**SET PROBLEM**
Please transcribe the records precisely; pictures stay out of your copy.

(Extracted records)
-- BEGIN --

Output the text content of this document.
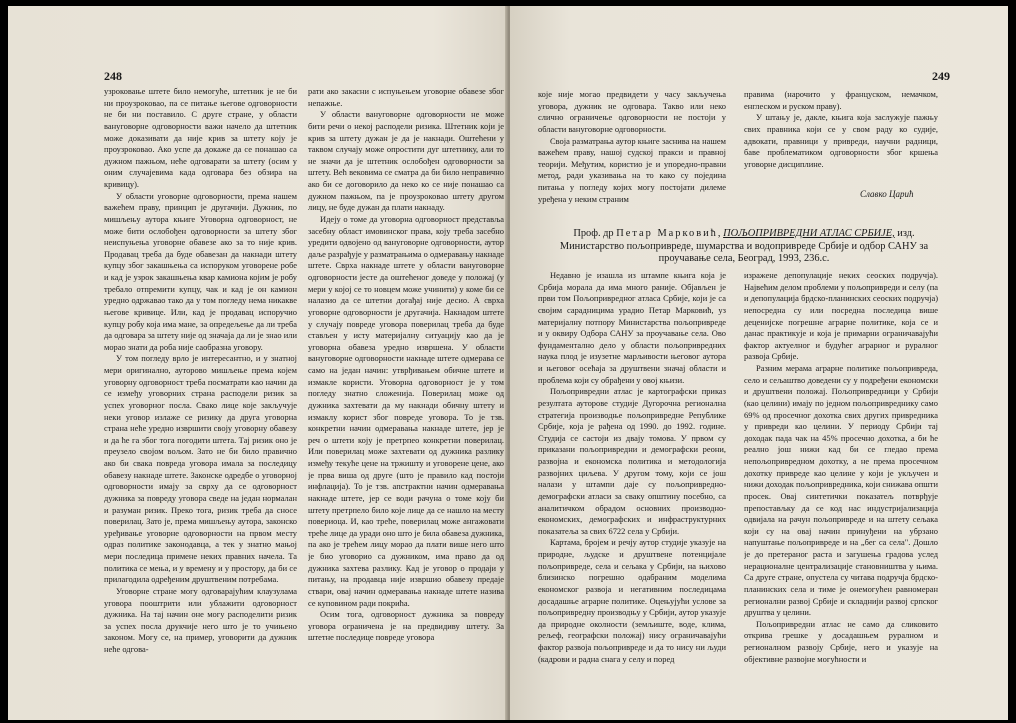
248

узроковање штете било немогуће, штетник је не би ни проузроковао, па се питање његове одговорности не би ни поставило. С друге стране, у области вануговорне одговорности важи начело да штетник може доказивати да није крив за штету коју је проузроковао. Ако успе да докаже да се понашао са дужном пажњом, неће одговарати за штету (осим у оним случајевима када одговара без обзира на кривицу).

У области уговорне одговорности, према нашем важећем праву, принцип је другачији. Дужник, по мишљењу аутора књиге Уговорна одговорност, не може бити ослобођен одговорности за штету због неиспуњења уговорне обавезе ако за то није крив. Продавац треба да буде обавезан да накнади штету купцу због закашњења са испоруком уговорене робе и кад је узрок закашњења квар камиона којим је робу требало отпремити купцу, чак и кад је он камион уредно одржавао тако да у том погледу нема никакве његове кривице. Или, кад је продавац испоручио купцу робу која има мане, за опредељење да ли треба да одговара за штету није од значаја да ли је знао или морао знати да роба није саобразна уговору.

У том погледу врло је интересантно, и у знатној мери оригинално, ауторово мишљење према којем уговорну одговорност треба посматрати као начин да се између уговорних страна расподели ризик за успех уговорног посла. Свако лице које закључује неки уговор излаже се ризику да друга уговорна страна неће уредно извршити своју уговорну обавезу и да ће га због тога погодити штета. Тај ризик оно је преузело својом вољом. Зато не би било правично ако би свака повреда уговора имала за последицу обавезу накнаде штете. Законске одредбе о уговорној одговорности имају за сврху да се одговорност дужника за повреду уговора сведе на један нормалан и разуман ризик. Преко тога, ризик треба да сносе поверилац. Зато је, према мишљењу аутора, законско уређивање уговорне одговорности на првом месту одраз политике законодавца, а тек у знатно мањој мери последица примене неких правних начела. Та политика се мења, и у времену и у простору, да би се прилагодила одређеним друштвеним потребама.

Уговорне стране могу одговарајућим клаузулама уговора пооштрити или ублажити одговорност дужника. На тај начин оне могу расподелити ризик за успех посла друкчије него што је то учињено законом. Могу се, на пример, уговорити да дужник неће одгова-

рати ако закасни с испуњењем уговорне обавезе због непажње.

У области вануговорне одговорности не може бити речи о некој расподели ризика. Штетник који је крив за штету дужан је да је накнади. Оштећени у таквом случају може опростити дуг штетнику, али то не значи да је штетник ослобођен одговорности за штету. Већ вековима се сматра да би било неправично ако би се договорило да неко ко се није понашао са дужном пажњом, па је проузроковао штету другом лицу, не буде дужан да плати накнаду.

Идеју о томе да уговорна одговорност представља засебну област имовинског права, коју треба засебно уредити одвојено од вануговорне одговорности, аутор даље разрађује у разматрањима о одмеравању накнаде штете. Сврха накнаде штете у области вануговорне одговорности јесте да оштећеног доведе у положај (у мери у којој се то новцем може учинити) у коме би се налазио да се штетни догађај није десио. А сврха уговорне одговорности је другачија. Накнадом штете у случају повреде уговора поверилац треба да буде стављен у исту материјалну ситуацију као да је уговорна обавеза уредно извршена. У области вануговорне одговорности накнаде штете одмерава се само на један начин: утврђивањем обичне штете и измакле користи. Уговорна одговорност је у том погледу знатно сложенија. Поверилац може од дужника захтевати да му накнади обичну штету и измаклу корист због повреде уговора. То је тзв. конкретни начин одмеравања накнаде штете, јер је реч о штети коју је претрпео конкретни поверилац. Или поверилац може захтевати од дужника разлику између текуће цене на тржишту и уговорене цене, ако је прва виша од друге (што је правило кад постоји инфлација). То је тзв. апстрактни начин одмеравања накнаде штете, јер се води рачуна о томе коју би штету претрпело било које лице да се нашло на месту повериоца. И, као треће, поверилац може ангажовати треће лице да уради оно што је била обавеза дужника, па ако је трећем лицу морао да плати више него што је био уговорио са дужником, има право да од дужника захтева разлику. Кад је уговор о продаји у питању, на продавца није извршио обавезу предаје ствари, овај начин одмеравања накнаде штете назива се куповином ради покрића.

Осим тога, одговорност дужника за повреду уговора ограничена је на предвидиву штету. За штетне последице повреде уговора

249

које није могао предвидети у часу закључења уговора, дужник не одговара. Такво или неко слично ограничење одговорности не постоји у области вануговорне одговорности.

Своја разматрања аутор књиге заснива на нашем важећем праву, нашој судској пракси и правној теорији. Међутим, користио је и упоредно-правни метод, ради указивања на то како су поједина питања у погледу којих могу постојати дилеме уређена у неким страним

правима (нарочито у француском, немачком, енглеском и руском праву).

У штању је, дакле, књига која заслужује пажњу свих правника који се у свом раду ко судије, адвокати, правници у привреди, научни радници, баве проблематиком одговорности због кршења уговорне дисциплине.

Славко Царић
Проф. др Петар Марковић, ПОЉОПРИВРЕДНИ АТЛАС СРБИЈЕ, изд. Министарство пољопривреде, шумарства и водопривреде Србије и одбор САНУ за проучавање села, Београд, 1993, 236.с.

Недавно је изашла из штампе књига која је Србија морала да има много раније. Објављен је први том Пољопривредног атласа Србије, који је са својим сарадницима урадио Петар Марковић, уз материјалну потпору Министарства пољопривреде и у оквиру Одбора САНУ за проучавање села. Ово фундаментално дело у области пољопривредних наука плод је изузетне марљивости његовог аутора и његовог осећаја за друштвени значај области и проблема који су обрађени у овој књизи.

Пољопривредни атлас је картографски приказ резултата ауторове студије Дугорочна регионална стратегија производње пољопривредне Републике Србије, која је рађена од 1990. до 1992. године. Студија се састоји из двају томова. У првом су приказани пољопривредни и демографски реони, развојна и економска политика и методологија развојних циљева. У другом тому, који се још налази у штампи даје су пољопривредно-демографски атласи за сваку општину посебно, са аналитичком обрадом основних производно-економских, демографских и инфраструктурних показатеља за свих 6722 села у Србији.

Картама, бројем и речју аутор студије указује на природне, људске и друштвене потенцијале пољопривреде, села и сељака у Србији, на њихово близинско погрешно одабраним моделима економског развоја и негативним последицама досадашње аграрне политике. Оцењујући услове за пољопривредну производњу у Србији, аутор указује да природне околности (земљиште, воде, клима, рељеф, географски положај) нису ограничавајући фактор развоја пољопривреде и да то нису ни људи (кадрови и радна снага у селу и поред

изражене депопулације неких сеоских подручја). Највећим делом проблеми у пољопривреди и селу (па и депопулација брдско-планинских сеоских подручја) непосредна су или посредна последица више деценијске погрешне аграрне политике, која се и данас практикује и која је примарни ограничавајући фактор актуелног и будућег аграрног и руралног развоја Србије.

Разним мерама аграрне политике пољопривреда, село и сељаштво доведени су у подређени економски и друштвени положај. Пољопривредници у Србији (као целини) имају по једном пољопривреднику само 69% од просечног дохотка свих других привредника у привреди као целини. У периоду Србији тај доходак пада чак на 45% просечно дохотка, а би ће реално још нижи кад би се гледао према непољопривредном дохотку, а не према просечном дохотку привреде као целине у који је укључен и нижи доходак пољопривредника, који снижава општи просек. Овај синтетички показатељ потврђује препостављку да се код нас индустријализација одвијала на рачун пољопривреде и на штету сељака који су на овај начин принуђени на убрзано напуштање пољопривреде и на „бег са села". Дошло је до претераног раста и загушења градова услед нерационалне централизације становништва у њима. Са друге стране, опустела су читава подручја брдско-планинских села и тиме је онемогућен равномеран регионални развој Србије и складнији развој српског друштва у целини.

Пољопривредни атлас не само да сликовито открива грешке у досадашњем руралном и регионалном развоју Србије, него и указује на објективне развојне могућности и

-- END --

**FULL OUTPUT**
Output the text content of this document.
248

узроковање штете било немогуће, штетник је не би ни проузроковао, па се питање његове одговорности не би ни поставило. С друге стране, у области вануговорне одговорности важи начело да штетник може доказивати да није крив за штету коју је проузроковао. Ако успе да докаже да се понашао са дужном пажњом, неће одговарати за штету (осим у оним случајевима када одговара без обзира на кривицу).

У области уговорне одговорности, према нашем важећем праву, принцип је другачији. Дужник, по мишљењу аутора књиге Уговорна одговорност, не може бити ослобођен одговорности за штету због неиспуњења уговорне обавезе ако за то није крив. Продавац треба да буде обавезан да накнади штету купцу због закашњења са испоруком уговорене робе и кад је узрок закашњења квар камиона којим је робу требало отпремити купцу, чак и кад је он камион уредно одржавао тако да у том погледу нема никакве његове кривице. Или, кад је продавац испоручио купцу робу која има мане, за опредељење да ли треба да одговара за штету није од значаја да ли је знао или морао знати да роба није саобразна уговору.

У том погледу врло је интересантно, и у знатној мери оригинално, ауторово мишљење према којем уговорну одговорност треба посматрати као начин да се између уговорних страна расподели ризик за успех уговорног посла. Свако лице које закључује неки уговор излаже се ризику да друга уговорна страна неће уредно извршити своју уговорну обавезу и да ће га због тога погодити штета. Тај ризик оно је преузело својом вољом. Зато не би било правично ако би свака повреда уговора имала за последицу обавезу накнаде штете. Законске одредбе о уговорној одговорности имају за сврху да се одговорност дужника за повреду уговора сведе на један нормалан и разуман ризик. Преко тога, ризик треба да сносе поверилац. Зато је, према мишљењу аутора, законско уређивање уговорне одговорности на првом месту одраз политике законодавца, а тек у знатно мањој мери последица примене неких правних начела. Та политика се мења, и у времену и у простору, да би се прилагодила одређеним друштвеним потребама.

Уговорне стране могу одговарајућим клаузулама уговора пооштрити или ублажити одговорност дужника. На тај начин оне могу расподелити ризик за успех посла друкчије него што је то учињено законом. Могу се, на пример, уговорити да дужник неће одгова-

рати ако закасни с испуњењем уговорне обавезе због непажње.

У области вануговорне одговорности не може бити речи о некој расподели ризика. Штетник који је крив за штету дужан је да је накнади. Оштећени у таквом случају може опростити дуг штетнику, али то не значи да је штетник ослобођен одговорности за штету. Већ вековима се сматра да би било неправично ако би се договорило да неко ко се није понашао са дужном пажњом, па је проузроковао штету другом лицу, не буде дужан да плати накнаду.

Идеју о томе да уговорна одговорност представља засебну област имовинског права, коју треба засебно уредити одвојено од вануговорне одговорности, аутор даље разрађује у разматрањима о одмеравању накнаде штете. Сврха накнаде штете у области вануговорне одговорности јесте да оштећеног доведе у положај (у мери у којој се то новцем може учинити) у коме би се налазио да се штетни догађај није десио. А сврха уговорне одговорности је другачија. Накнадом штете у случају повреде уговора поверилац треба да буде стављен у исту материјалну ситуацију као да је уговорна обавеза уредно извршена. У области вануговорне одговорности накнаде штете одмерава се само на један начин: утврђивањем обичне штете и измакле користи. Уговорна одговорност је у том погледу знатно сложенија. Поверилац може од дужника захтевати да му накнади обичну штету и измаклу корист због повреде уговора. То је тзв. конкретни начин одмеравања накнаде штете, јер је реч о штети коју је претрпео конкретни поверилац. Или поверилац може захтевати од дужника разлику између текуће цене на тржишту и уговорене цене, ако је прва виша од друге (што је правило кад постоји инфлација). То је тзв. апстрактни начин одмеравања накнаде штете, јер се води рачуна о томе коју би штету претрпело било које лице да се нашло на месту повериоца. И, као треће, поверилац може ангажовати треће лице да уради оно што је била обавеза дужника, па ако је трећем лицу морао да плати више него што је био уговорио са дужником, има право да од дужника захтева разлику. Кад је уговор о продаји у питању, на продавца није извршио обавезу предаје ствари, овај начин одмеравања накнаде штете назива се куповином ради покрића.

Осим тога, одговорност дужника за повреду уговора ограничена је на предвидиву штету. За штетне последице повреде уговора

249

које није могао предвидети у часу закључења уговора, дужник не одговара. Такво или неко слично ограничење одговорности не постоји у области вануговорне одговорности.

Своја разматрања аутор књиге заснива на нашем важећем праву, нашој судској пракси и правној теорији. Међутим, користио је и упоредно-правни метод, ради указивања на то како су поједина питања у погледу којих могу постојати дилеме уређена у неким страним

правима (нарочито у француском, немачком, енглеском и руском праву).

У штању је, дакле, књига која заслужује пажњу свих правника који се у свом раду ко судије, адвокати, правници у привреди, научни радници, баве проблематиком одговорности због кршења уговорне дисциплине.

Славко Царић
Проф. др Петар Марковић, ПОЉОПРИВРЕДНИ АТЛАС СРБИЈЕ, изд. Министарство пољопривреде, шумарства и водопривреде Србије и одбор САНУ за проучавање села, Београд, 1993, 236.с.

Недавно је изашла из штампе књига која је Србија морала да има много раније. Објављен је први том Пољопривредног атласа Србије, који је са својим сарадницима урадио Петар Марковић, уз материјалну потпору Министарства пољопривреде и у оквиру Одбора САНУ за проучавање села. Ово фундаментално дело у области пољопривредних наука плод је изузетне марљивости његовог аутора и његовог осећаја за друштвени значај области и проблема који су обрађени у овој књизи.

Пољопривредни атлас је картографски приказ резултата ауторове студије Дугорочна регионална стратегија производње пољопривредне Републике Србије, која је рађена од 1990. до 1992. године. Студија се састоји из двају томова. У првом су приказани пољопривредни и демографски реони, развојна и економска политика и методологија развојних циљева. У другом тому, који се још налази у штампи даје су пољопривредно-демографски атласи за сваку општину посебно, са аналитичком обрадом основних производно-економских, демографских и инфраструктурних показатеља за свих 6722 села у Србији.

Картама, бројем и речју аутор студије указује на природне, људске и друштвене потенцијале пољопривреде, села и сељака у Србији, на њихово близинско погрешно одабраним моделима економског развоја и негативним последицама досадашње аграрне политике. Оцењујући услове за пољопривредну производњу у Србији, аутор указује да природне околности (земљиште, воде, клима, рељеф, географски положај) нису ограничавајући фактор развоја пољопривреде и да то нису ни људи (кадрови и радна снага у селу и поред

изражене депопулације неких сеоских подручја). Највећим делом проблеми у пољопривреди и селу (па и депопулација брдско-планинских сеоских подручја) непосредна су или посредна последица више деценијске погрешне аграрне политике, која се и данас практикује и која је примарни ограничавајући фактор актуелног и будућег аграрног и руралног развоја Србије.

Разним мерама аграрне политике пољопривреда, село и сељаштво доведени су у подређени економски и друштвени положај. Пољопривредници у Србији (као целини) имају по једном пољопривреднику само 69% од просечног дохотка свих других привредника у привреди као целини. У периоду Србији тај доходак пада чак на 45% просечно дохотка, а би ће реално још нижи кад би се гледао према непољопривредном дохотку, а не према просечном дохотку привреде као целине у који је укључен и нижи доходак пољопривредника, који снижава општи просек. Овај синтетички показатељ потврђује препостављку да се код нас индустријализација одвијала на рачун пољопривреде и на штету сељака који су на овај начин принуђени на убрзано напуштање пољопривреде и на „бег са села". Дошло је до претераног раста и загушења градова услед нерационалне централизације становништва у њима. Са друге стране, опустела су читава подручја брдско-планинских села и тиме је онемогућен равномеран регионални развој Србије и складнији развој српског друштва у целини.

Пољопривредни атлас не само да сликовито открива грешке у досадашњем руралном и регионалном развоју Србије, него и указује на објективне развојне могућности и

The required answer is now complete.